**Data provided:**
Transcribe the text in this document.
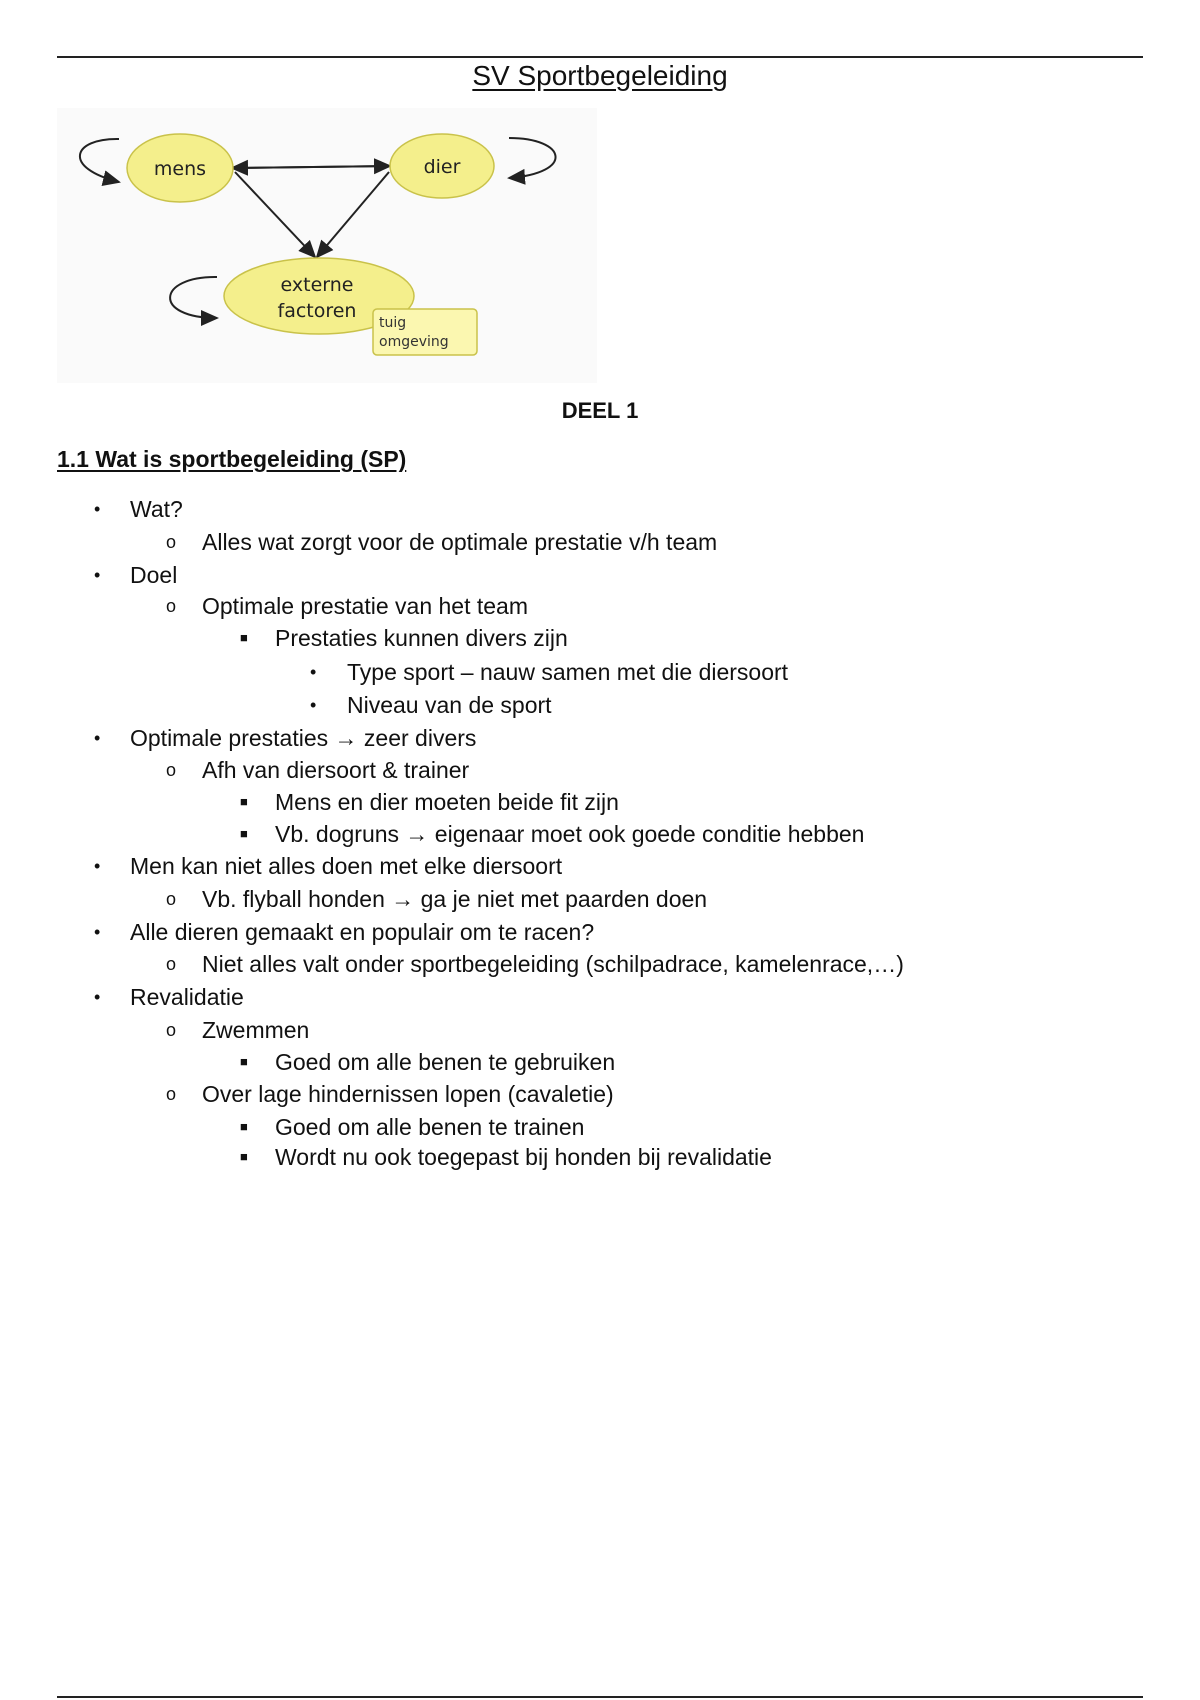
SV Sportbegeleiding
mens	dier
externe
factoren
tuig
omgeving
DEEL 1
1.1 Wat is sportbegeleiding (SP)
• Wat?
o Alles wat zorgt voor de optimale prestatie v/h team
• Doel
o Optimale prestatie van het team
■ Prestaties kunnen divers zijn
• Type sport – nauw samen met die diersoort
• Niveau van de sport
• Optimale prestaties → zeer divers
o Afh van diersoort & trainer
■ Mens en dier moeten beide fit zijn
■ Vb. dogruns → eigenaar moet ook goede conditie hebben
• Men kan niet alles doen met elke diersoort
o Vb. flyball honden → ga je niet met paarden doen
• Alle dieren gemaakt en populair om te racen?
o Niet alles valt onder sportbegeleiding (schilpadrace, kamelenrace,…)
• Revalidatie
o Zwemmen
■ Goed om alle benen te gebruiken
o Over lage hindernissen lopen (cavaletie)
■ Goed om alle benen te trainen
■ Wordt nu ook toegepast bij honden bij revalidatie
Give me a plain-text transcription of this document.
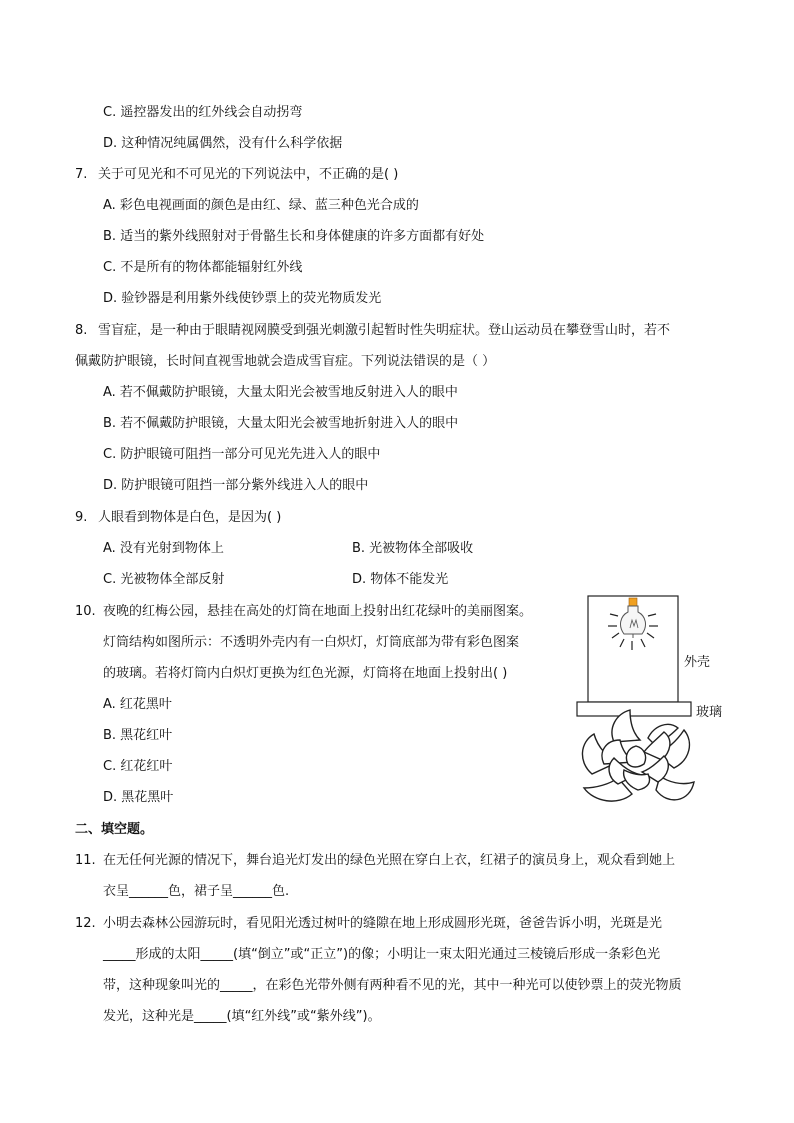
C. 遥控器发出的红外线会自动拐弯
D. 这种情况纯属偶然，没有什么科学依据
7. 关于可见光和不可见光的下列说法中，不正确的是( )
A. 彩色电视画面的颜色是由红、绿、蓝三种色光合成的
B. 适当的紫外线照射对于骨骼生长和身体健康的许多方面都有好处
C. 不是所有的物体都能辐射红外线
D. 验钞器是利用紫外线使钞票上的荧光物质发光
8. 雪盲症，是一种由于眼睛视网膜受到强光刺激引起暂时性失明症状。登山运动员在攀登雪山时，若不
佩戴防护眼镜，长时间直视雪地就会造成雪盲症。下列说法错误的是（ ）
A. 若不佩戴防护眼镜，大量太阳光会被雪地反射进入人的眼中
B. 若不佩戴防护眼镜，大量太阳光会被雪地折射进入人的眼中
C. 防护眼镜可阻挡一部分可见光先进入人的眼中
D. 防护眼镜可阻挡一部分紫外线进入人的眼中
9. 人眼看到物体是白色，是因为( )
A. 没有光射到物体上	B. 光被物体全部吸收
C. 光被物体全部反射	D. 物体不能发光
10. 夜晚的红梅公园，悬挂在高处的灯筒在地面上投射出红花绿叶的美丽图案。
灯筒结构如图所示：不透明外壳内有一白炽灯，灯筒底部为带有彩色图案
的玻璃。若将灯筒内白炽灯更换为红色光源，灯筒将在地面上投射出( )
A. 红花黑叶
B. 黑花红叶
C. 红花红叶
D. 黑花黑叶
外壳
玻璃
二、填空题。
11. 在无任何光源的情况下，舞台追光灯发出的绿色光照在穿白上衣，红裙子的演员身上，观众看到她上
衣呈______色，裙子呈______色.
12. 小明去森林公园游玩时，看见阳光透过树叶的缝隙在地上形成圆形光斑，爸爸告诉小明，光斑是光
_____形成的太阳_____(填“倒立”或“正立”)的像；小明让一束太阳光通过三棱镜后形成一条彩色光
带，这种现象叫光的_____，在彩色光带外侧有两种看不见的光，其中一种光可以使钞票上的荧光物质
发光，这种光是_____(填“红外线”或“紫外线”)。
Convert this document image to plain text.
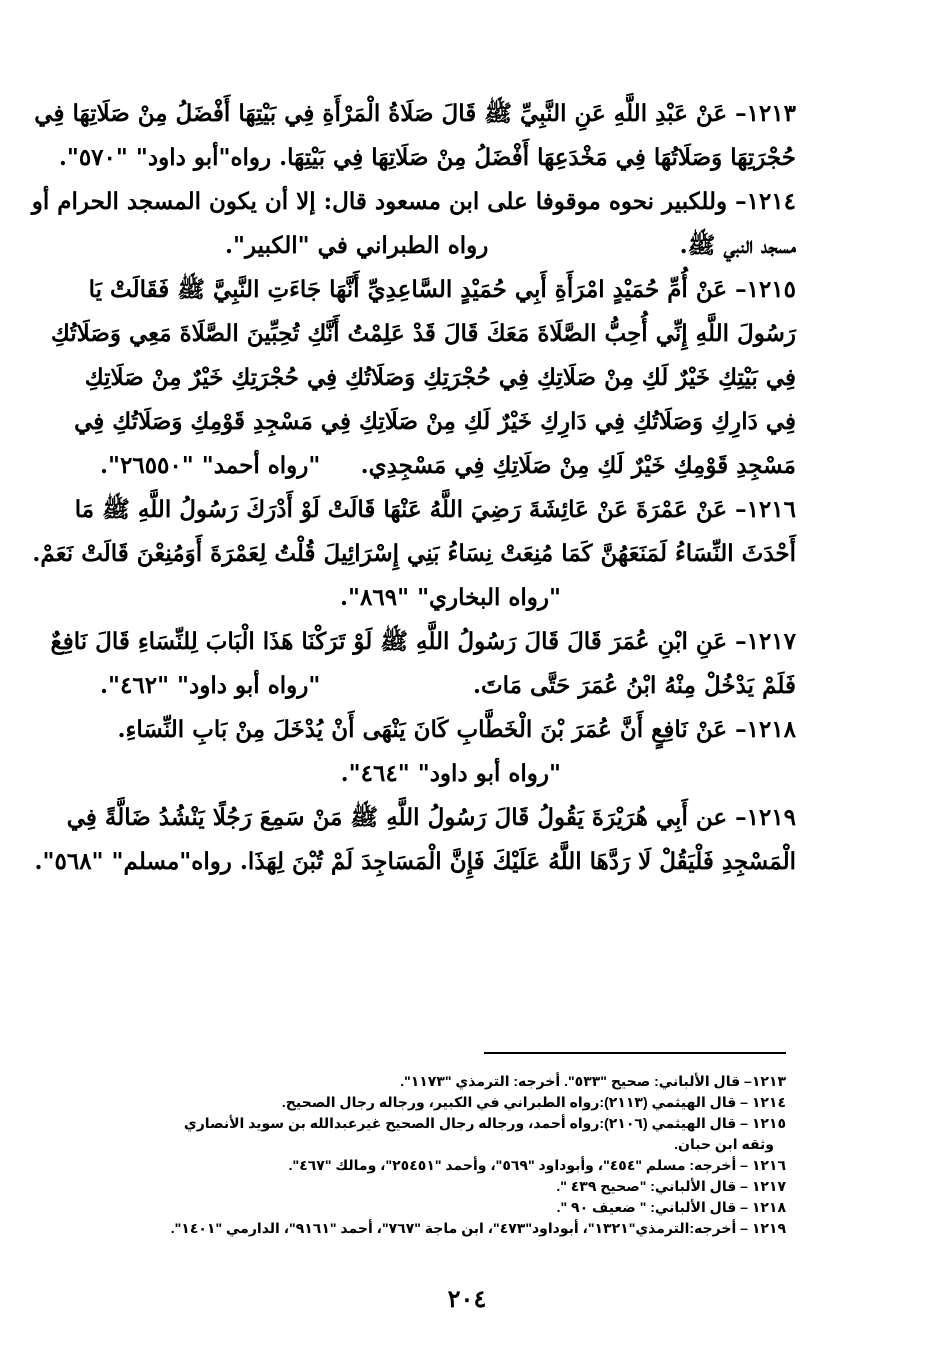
١٢١٣– عَنْ عَبْدِ اللَّهِ عَنِ النَّبِيِّ ﷺ قَالَ صَلَاةُ الْمَرْأَةِ فِي بَيْتِهَا أَفْضَلُ مِنْ صَلَاتِهَا فِي
حُجْرَتِهَا وَصَلَاتُهَا فِي مَخْدَعِهَا أَفْضَلُ مِنْ صَلَاتِهَا فِي بَيْتِهَا. رواه"أبو داود" "٥٧٠".
١٢١٤– وللكبير نحوه موقوفا على ابن مسعود قال: إلا أن يكون المسجد الحرام أو
مسجد النبي ﷺ.
رواه الطبراني في "الكبير".
١٢١٥– عَنْ أُمِّ حُمَيْدٍ امْرَأَةِ أَبِي حُمَيْدٍ السَّاعِدِيِّ أَنَّهَا جَاءَتِ النَّبِيَّ ﷺ فَقَالَتْ يَا
رَسُولَ اللَّهِ إِنِّي أُحِبُّ الصَّلَاةَ مَعَكَ قَالَ قَدْ عَلِمْتُ أَنَّكِ تُحِبِّينَ الصَّلَاةَ مَعِي وَصَلَاتُكِ
فِي بَيْتِكِ خَيْرٌ لَكِ مِنْ صَلَاتِكِ فِي حُجْرَتِكِ وَصَلَاتُكِ فِي حُجْرَتِكِ خَيْرٌ مِنْ صَلَاتِكِ
فِي دَارِكِ وَصَلَاتُكِ فِي دَارِكِ خَيْرٌ لَكِ مِنْ صَلَاتِكِ فِي مَسْجِدِ قَوْمِكِ وَصَلَاتُكِ فِي
مَسْجِدِ قَوْمِكِ خَيْرٌ لَكِ مِنْ صَلَاتِكِ فِي مَسْجِدِي.
"رواه أحمد" "٢٦٥٥٠".
١٢١٦– عَنْ عَمْرَةَ عَنْ عَائِشَةَ رَضِيَ اللَّهُ عَنْهَا قَالَتْ لَوْ أَدْرَكَ رَسُولُ اللَّهِ ﷺ مَا
أَحْدَثَ النِّسَاءُ لَمَنَعَهُنَّ كَمَا مُنِعَتْ نِسَاءُ بَنِي إِسْرَائِيلَ قُلْتُ لِعَمْرَةَ أَوَمُنِعْنَ قَالَتْ نَعَمْ.
"رواه البخاري" "٨٦٩".
١٢١٧– عَنِ ابْنِ عُمَرَ قَالَ قَالَ رَسُولُ اللَّهِ ﷺ لَوْ تَرَكْنَا هَذَا الْبَابَ لِلنِّسَاءِ قَالَ نَافِعٌ
فَلَمْ يَدْخُلْ مِنْهُ ابْنُ عُمَرَ حَتَّى مَاتَ.
"رواه أبو داود" "٤٦٢".
١٢١٨– عَنْ نَافِعٍ أَنَّ عُمَرَ بْنَ الْخَطَّابِ كَانَ يَنْهَى أَنْ يُدْخَلَ مِنْ بَابِ النِّسَاءِ.
"رواه أبو داود" "٤٦٤".
١٢١٩– عن أَبِي هُرَيْرَةَ يَقُولُ قَالَ رَسُولُ اللَّهِ ﷺ مَنْ سَمِعَ رَجُلًا يَنْشُدُ ضَالَّةً فِي
الْمَسْجِدِ فَلْيَقُلْ لَا رَدَّهَا اللَّهُ عَلَيْكَ فَإِنَّ الْمَسَاجِدَ لَمْ تُبْنَ لِهَذَا. رواه"مسلم" "٥٦٨".
١٢١٣– قال الألباني: صحيح "٥٣٣". أخرجه: الترمذي "١١٧٣".
١٢١٤ – قال الهيثمي (٢١١٣):رواه الطبراني في الكبير، ورجاله رجال الصحيح.
١٢١٥ – قال الهيثمي (٢١٠٦):رواه أحمد، ورجاله رجال الصحيح غيرعبدالله بن سويد الأنصاري
وثقه ابن حبان.
١٢١٦ – أخرجه: مسلم "٤٥٤"، وأبوداود "٥٦٩"، وأحمد "٢٥٤٥١"، ومالك "٤٦٧".
١٢١٧ – قال الألباني: "صحيح ٤٣٩ ".
١٢١٨ – قال الألباني: " ضعيف ٩٠ ".
١٢١٩ – أخرجه:الترمذي"١٣٢١"، أبوداود"٤٧٣"، ابن ماجة "٧٦٧"، أحمد "٩١٦١"، الدارمي "١٤٠١".
٢٠٤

**Task brief:**
Pictures in the records above are left out; print everything else exactly as written.

**Exercise solution:**
Transcribe the text in this document.
SV Sportbegeleiding
mens	dier
externe
factoren
tuig
omgeving
DEEL 1
1.1 Wat is sportbegeleiding (SP)
• Wat?
o Alles wat zorgt voor de optimale prestatie v/h team
• Doel
o Optimale prestatie van het team
■ Prestaties kunnen divers zijn
• Type sport – nauw samen met die diersoort
• Niveau van de sport
• Optimale prestaties → zeer divers
o Afh van diersoort & trainer
■ Mens en dier moeten beide fit zijn
■ Vb. dogruns → eigenaar moet ook goede conditie hebben
• Men kan niet alles doen met elke diersoort
o Vb. flyball honden → ga je niet met paarden doen
• Alle dieren gemaakt en populair om te racen?
o Niet alles valt onder sportbegeleiding (schilpadrace, kamelenrace,…)
• Revalidatie
o Zwemmen
■ Goed om alle benen te gebruiken
o Over lage hindernissen lopen (cavaletie)
■ Goed om alle benen te trainen
■ Wordt nu ook toegepast bij honden bij revalidatie
Give me a plain-text transcription of this document.
C. 遥控器发出的红外线会自动拐弯
D. 这种情况纯属偶然，没有什么科学依据
7. 关于可见光和不可见光的下列说法中，不正确的是( )
A. 彩色电视画面的颜色是由红、绿、蓝三种色光合成的
B. 适当的紫外线照射对于骨骼生长和身体健康的许多方面都有好处
C. 不是所有的物体都能辐射红外线
D. 验钞器是利用紫外线使钞票上的荧光物质发光
8. 雪盲症，是一种由于眼睛视网膜受到强光刺激引起暂时性失明症状。登山运动员在攀登雪山时，若不
佩戴防护眼镜，长时间直视雪地就会造成雪盲症。下列说法错误的是（ ）
A. 若不佩戴防护眼镜，大量太阳光会被雪地反射进入人的眼中
B. 若不佩戴防护眼镜，大量太阳光会被雪地折射进入人的眼中
C. 防护眼镜可阻挡一部分可见光先进入人的眼中
D. 防护眼镜可阻挡一部分紫外线进入人的眼中
9. 人眼看到物体是白色，是因为( )
A. 没有光射到物体上	B. 光被物体全部吸收
C. 光被物体全部反射	D. 物体不能发光
10. 夜晚的红梅公园，悬挂在高处的灯筒在地面上投射出红花绿叶的美丽图案。
灯筒结构如图所示：不透明外壳内有一白炽灯，灯筒底部为带有彩色图案
的玻璃。若将灯筒内白炽灯更换为红色光源，灯筒将在地面上投射出( )
A. 红花黑叶
B. 黑花红叶
C. 红花红叶
D. 黑花黑叶
外壳
玻璃
二、填空题。
11. 在无任何光源的情况下，舞台追光灯发出的绿色光照在穿白上衣，红裙子的演员身上，观众看到她上
衣呈______色，裙子呈______色.
12. 小明去森林公园游玩时，看见阳光透过树叶的缝隙在地上形成圆形光斑，爸爸告诉小明，光斑是光
_____形成的太阳_____(填“倒立”或“正立”)的像；小明让一束太阳光通过三棱镜后形成一条彩色光
带，这种现象叫光的_____，在彩色光带外侧有两种看不见的光，其中一种光可以使钞票上的荧光物质
发光，这种光是_____(填“红外线”或“紫外线”)。
Convert this document image to plain text.
١٢١٣– عَنْ عَبْدِ اللَّهِ عَنِ النَّبِيِّ ﷺ قَالَ صَلَاةُ الْمَرْأَةِ فِي بَيْتِهَا أَفْضَلُ مِنْ صَلَاتِهَا فِي
حُجْرَتِهَا وَصَلَاتُهَا فِي مَخْدَعِهَا أَفْضَلُ مِنْ صَلَاتِهَا فِي بَيْتِهَا. رواه"أبو داود" "٥٧٠".
١٢١٤– وللكبير نحوه موقوفا على ابن مسعود قال: إلا أن يكون المسجد الحرام أو
مسجد النبي ﷺ.
رواه الطبراني في "الكبير".
١٢١٥– عَنْ أُمِّ حُمَيْدٍ امْرَأَةِ أَبِي حُمَيْدٍ السَّاعِدِيِّ أَنَّهَا جَاءَتِ النَّبِيَّ ﷺ فَقَالَتْ يَا
رَسُولَ اللَّهِ إِنِّي أُحِبُّ الصَّلَاةَ مَعَكَ قَالَ قَدْ عَلِمْتُ أَنَّكِ تُحِبِّينَ الصَّلَاةَ مَعِي وَصَلَاتُكِ
فِي بَيْتِكِ خَيْرٌ لَكِ مِنْ صَلَاتِكِ فِي حُجْرَتِكِ وَصَلَاتُكِ فِي حُجْرَتِكِ خَيْرٌ مِنْ صَلَاتِكِ
فِي دَارِكِ وَصَلَاتُكِ فِي دَارِكِ خَيْرٌ لَكِ مِنْ صَلَاتِكِ فِي مَسْجِدِ قَوْمِكِ وَصَلَاتُكِ فِي
مَسْجِدِ قَوْمِكِ خَيْرٌ لَكِ مِنْ صَلَاتِكِ فِي مَسْجِدِي.
"رواه أحمد" "٢٦٥٥٠".
١٢١٦– عَنْ عَمْرَةَ عَنْ عَائِشَةَ رَضِيَ اللَّهُ عَنْهَا قَالَتْ لَوْ أَدْرَكَ رَسُولُ اللَّهِ ﷺ مَا
أَحْدَثَ النِّسَاءُ لَمَنَعَهُنَّ كَمَا مُنِعَتْ نِسَاءُ بَنِي إِسْرَائِيلَ قُلْتُ لِعَمْرَةَ أَوَمُنِعْنَ قَالَتْ نَعَمْ.
"رواه البخاري" "٨٦٩".
١٢١٧– عَنِ ابْنِ عُمَرَ قَالَ قَالَ رَسُولُ اللَّهِ ﷺ لَوْ تَرَكْنَا هَذَا الْبَابَ لِلنِّسَاءِ قَالَ نَافِعٌ
فَلَمْ يَدْخُلْ مِنْهُ ابْنُ عُمَرَ حَتَّى مَاتَ.
"رواه أبو داود" "٤٦٢".
١٢١٨– عَنْ نَافِعٍ أَنَّ عُمَرَ بْنَ الْخَطَّابِ كَانَ يَنْهَى أَنْ يُدْخَلَ مِنْ بَابِ النِّسَاءِ.
"رواه أبو داود" "٤٦٤".
١٢١٩– عن أَبِي هُرَيْرَةَ يَقُولُ قَالَ رَسُولُ اللَّهِ ﷺ مَنْ سَمِعَ رَجُلًا يَنْشُدُ ضَالَّةً فِي
الْمَسْجِدِ فَلْيَقُلْ لَا رَدَّهَا اللَّهُ عَلَيْكَ فَإِنَّ الْمَسَاجِدَ لَمْ تُبْنَ لِهَذَا. رواه"مسلم" "٥٦٨".
١٢١٣– قال الألباني: صحيح "٥٣٣". أخرجه: الترمذي "١١٧٣".
١٢١٤ – قال الهيثمي (٢١١٣):رواه الطبراني في الكبير، ورجاله رجال الصحيح.
١٢١٥ – قال الهيثمي (٢١٠٦):رواه أحمد، ورجاله رجال الصحيح غيرعبدالله بن سويد الأنصاري
وثقه ابن حبان.
١٢١٦ – أخرجه: مسلم "٤٥٤"، وأبوداود "٥٦٩"، وأحمد "٢٥٤٥١"، ومالك "٤٦٧".
١٢١٧ – قال الألباني: "صحيح ٤٣٩ ".
١٢١٨ – قال الألباني: " ضعيف ٩٠ ".
١٢١٩ – أخرجه:الترمذي"١٣٢١"، أبوداود"٤٧٣"، ابن ماجة "٧٦٧"، أحمد "٩١٦١"، الدارمي "١٤٠١".
٢٠٤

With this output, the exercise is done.